Copy out lines with the word "extensions" from the material that follows.
==== RECORD LIST ====
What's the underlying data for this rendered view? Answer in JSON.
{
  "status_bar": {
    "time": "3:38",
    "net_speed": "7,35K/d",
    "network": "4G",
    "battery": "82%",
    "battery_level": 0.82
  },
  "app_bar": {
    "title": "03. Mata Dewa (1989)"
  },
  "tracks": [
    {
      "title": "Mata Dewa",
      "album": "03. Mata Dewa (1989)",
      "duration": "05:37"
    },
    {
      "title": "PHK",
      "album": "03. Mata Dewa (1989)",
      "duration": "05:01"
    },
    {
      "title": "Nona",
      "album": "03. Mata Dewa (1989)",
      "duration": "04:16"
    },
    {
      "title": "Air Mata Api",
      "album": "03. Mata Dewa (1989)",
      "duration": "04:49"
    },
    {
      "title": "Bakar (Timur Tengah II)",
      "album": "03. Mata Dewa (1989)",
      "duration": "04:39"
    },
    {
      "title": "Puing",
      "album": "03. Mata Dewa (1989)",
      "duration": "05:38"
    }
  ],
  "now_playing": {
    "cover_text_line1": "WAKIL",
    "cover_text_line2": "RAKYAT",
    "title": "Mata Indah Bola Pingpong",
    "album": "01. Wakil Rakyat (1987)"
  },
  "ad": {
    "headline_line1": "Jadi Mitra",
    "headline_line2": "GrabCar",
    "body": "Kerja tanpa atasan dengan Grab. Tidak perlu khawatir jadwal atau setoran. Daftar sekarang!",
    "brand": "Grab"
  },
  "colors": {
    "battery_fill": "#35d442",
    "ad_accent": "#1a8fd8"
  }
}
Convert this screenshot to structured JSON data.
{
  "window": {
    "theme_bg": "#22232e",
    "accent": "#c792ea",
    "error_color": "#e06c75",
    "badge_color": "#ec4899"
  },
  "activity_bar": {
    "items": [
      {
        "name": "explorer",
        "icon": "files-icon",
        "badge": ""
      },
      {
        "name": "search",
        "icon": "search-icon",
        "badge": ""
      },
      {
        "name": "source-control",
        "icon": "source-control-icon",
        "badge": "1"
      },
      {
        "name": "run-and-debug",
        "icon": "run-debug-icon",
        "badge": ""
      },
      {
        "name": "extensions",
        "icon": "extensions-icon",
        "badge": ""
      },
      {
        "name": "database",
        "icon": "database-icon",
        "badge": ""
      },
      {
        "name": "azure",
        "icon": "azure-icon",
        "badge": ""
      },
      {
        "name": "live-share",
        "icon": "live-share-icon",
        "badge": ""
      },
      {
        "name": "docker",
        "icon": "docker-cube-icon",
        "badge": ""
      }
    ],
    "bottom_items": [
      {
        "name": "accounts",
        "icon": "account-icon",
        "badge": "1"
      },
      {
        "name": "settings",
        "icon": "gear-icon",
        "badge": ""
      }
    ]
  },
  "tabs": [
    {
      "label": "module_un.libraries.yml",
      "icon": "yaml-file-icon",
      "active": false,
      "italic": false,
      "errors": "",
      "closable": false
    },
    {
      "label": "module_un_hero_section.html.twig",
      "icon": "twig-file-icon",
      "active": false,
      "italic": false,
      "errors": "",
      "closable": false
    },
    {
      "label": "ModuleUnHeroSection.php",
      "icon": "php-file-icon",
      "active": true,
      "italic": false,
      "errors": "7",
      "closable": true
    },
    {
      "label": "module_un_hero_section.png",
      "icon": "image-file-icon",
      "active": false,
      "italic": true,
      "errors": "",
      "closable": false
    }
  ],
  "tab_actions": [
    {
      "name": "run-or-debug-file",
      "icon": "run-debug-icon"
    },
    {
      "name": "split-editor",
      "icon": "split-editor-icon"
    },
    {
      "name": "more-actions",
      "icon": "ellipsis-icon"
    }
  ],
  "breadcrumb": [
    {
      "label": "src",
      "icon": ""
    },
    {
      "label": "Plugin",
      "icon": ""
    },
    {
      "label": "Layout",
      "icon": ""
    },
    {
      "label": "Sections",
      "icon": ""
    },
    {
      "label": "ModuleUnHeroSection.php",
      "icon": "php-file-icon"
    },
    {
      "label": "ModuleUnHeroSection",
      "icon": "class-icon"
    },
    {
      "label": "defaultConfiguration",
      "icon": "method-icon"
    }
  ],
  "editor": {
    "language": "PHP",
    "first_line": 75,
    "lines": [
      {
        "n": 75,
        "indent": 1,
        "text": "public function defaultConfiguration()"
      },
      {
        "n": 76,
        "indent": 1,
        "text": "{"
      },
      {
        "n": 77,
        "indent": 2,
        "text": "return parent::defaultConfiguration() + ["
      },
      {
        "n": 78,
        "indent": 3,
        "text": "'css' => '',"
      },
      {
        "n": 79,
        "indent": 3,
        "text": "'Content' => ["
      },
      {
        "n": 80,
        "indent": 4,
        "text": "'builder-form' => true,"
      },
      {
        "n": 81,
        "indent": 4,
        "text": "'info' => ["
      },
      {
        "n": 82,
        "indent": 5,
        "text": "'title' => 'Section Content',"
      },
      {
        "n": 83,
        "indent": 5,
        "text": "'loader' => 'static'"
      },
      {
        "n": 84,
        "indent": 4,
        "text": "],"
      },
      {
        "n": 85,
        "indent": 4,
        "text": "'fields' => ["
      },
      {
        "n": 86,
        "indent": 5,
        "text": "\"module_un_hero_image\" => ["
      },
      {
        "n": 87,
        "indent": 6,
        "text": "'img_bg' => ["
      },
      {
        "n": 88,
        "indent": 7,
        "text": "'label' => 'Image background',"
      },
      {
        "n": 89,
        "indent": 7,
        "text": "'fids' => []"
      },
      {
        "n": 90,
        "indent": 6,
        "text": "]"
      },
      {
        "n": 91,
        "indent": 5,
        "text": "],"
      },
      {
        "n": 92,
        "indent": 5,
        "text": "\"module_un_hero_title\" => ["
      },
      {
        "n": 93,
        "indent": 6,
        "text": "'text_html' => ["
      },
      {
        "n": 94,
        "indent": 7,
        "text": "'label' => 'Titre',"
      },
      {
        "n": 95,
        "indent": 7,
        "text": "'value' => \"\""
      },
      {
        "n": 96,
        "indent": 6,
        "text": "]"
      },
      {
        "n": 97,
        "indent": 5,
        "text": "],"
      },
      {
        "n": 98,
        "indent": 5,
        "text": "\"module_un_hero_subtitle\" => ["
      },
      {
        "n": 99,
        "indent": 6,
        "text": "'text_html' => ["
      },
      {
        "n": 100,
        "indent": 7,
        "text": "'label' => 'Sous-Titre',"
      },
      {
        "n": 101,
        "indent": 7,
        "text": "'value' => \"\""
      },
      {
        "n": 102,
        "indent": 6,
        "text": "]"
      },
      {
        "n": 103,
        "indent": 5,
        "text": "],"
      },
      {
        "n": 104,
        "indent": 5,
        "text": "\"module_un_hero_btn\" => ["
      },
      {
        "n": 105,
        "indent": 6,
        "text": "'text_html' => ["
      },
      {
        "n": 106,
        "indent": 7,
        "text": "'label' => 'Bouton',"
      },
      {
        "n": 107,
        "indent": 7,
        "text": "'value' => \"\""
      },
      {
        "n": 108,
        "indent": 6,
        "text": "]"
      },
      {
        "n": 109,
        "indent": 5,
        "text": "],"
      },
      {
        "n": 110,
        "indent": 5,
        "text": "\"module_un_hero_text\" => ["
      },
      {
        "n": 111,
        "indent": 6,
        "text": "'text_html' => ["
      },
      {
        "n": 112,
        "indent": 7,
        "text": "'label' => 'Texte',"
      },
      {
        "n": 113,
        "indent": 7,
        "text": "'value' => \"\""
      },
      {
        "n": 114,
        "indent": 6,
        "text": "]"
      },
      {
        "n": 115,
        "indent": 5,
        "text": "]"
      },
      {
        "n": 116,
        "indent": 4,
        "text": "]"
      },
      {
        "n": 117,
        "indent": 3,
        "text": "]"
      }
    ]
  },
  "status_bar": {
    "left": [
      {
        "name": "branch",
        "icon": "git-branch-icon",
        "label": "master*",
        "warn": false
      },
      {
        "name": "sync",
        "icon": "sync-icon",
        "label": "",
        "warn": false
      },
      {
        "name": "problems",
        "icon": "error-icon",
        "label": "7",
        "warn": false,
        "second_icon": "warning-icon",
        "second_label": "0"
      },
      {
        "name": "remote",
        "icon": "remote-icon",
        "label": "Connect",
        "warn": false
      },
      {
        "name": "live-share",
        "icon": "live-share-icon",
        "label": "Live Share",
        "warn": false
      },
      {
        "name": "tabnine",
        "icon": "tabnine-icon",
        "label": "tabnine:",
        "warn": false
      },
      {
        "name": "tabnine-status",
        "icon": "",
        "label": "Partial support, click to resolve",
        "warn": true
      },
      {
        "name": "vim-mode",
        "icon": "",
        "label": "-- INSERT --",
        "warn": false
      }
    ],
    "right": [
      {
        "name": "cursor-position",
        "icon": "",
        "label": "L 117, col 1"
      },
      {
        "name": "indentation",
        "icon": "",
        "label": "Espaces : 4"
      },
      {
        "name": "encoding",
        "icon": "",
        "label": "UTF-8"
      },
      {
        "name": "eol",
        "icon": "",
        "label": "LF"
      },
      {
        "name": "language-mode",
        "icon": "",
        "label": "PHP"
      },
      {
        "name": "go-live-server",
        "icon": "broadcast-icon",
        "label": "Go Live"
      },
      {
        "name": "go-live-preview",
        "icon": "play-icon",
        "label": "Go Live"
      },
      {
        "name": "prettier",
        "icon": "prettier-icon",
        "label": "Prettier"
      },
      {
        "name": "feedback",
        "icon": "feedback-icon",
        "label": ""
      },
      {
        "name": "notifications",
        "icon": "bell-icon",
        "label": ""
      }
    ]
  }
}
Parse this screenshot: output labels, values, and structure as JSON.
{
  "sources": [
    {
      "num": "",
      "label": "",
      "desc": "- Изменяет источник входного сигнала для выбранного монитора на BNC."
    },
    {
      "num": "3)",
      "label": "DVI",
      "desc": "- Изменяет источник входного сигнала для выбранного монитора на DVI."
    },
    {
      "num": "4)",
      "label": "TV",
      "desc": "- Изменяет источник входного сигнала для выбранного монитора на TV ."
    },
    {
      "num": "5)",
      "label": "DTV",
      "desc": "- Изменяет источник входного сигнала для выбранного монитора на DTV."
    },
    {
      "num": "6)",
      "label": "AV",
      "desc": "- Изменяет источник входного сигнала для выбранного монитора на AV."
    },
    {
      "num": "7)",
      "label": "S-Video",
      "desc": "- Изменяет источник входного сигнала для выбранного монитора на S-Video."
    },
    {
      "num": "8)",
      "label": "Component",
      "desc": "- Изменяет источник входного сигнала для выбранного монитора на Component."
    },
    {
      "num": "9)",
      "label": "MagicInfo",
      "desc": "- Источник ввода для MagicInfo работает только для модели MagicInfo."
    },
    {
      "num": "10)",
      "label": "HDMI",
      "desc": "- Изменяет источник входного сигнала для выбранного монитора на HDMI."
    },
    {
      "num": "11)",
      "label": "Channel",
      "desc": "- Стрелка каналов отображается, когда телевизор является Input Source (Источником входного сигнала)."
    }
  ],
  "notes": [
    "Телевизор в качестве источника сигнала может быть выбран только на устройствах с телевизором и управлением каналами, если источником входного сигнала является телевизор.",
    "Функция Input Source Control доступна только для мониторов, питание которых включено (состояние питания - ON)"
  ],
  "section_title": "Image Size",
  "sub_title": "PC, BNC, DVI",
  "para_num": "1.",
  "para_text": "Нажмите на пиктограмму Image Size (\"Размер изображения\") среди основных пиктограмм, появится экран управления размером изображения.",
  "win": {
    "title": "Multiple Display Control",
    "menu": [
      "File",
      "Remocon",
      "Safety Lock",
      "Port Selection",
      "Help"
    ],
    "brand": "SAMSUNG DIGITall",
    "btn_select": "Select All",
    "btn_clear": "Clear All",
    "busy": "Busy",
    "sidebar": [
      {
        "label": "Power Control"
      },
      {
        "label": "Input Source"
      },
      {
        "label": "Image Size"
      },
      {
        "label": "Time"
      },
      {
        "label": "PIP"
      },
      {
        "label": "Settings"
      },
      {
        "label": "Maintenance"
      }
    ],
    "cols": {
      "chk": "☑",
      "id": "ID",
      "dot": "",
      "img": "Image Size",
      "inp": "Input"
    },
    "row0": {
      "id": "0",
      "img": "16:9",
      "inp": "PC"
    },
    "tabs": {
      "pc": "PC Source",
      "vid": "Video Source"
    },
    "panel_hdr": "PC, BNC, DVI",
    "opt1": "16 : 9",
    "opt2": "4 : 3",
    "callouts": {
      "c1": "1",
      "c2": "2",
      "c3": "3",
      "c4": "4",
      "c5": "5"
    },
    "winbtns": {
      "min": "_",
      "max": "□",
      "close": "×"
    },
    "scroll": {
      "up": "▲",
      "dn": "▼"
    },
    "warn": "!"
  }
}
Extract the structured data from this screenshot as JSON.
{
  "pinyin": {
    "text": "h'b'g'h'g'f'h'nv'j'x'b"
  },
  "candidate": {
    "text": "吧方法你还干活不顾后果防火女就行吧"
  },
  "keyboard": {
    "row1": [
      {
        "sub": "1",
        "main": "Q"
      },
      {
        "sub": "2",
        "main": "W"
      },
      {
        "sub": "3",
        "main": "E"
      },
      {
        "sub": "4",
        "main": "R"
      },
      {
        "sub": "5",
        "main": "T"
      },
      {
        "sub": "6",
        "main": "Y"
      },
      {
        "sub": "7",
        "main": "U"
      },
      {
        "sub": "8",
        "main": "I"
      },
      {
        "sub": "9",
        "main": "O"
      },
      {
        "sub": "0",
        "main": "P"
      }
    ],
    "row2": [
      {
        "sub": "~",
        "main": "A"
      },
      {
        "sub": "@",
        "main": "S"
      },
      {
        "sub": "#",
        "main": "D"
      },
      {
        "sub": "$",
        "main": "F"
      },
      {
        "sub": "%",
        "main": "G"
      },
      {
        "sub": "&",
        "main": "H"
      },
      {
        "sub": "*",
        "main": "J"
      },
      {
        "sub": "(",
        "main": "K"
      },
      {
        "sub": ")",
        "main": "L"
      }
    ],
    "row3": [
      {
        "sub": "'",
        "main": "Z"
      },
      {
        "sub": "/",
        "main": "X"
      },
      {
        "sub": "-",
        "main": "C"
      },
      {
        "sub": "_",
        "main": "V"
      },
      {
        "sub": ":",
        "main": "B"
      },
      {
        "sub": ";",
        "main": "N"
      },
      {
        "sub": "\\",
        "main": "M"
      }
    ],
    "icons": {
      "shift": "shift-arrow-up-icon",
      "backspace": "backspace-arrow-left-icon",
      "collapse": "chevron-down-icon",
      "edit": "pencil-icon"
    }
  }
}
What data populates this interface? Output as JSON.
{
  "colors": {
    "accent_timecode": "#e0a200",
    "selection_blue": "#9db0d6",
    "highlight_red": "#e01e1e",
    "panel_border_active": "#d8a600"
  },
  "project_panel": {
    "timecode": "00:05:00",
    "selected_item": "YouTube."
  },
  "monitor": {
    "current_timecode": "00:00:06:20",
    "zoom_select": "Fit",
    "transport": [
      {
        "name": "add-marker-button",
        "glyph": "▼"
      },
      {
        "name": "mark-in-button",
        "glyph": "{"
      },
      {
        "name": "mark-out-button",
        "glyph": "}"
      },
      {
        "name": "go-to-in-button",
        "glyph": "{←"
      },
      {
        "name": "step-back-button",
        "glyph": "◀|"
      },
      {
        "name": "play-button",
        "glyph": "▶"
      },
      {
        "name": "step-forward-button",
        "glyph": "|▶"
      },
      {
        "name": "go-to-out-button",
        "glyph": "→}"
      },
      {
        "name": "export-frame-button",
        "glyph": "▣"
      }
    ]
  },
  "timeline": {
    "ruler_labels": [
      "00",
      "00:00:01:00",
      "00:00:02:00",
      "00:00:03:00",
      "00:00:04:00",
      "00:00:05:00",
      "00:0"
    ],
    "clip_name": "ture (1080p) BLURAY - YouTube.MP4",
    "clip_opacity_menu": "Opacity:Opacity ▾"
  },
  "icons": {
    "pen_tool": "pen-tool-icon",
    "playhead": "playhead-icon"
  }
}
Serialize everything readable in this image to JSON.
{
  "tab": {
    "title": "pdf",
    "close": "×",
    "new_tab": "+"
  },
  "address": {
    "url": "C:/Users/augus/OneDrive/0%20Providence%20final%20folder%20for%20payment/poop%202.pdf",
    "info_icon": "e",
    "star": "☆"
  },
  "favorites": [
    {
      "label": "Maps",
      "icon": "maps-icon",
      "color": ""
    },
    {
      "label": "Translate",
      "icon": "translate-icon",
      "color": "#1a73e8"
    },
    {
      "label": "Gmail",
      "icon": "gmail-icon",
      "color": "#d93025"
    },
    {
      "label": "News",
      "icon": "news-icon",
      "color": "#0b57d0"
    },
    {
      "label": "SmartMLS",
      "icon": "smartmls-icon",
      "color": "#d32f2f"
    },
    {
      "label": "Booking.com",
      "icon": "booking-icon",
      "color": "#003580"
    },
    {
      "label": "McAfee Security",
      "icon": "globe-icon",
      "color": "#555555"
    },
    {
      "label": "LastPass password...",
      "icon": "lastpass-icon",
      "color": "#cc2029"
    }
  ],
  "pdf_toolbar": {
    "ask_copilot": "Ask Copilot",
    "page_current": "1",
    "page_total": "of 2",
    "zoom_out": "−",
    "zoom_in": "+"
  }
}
====
EXPECTED ANSWER
        "name": "extensions",
        "icon": "extensions-icon",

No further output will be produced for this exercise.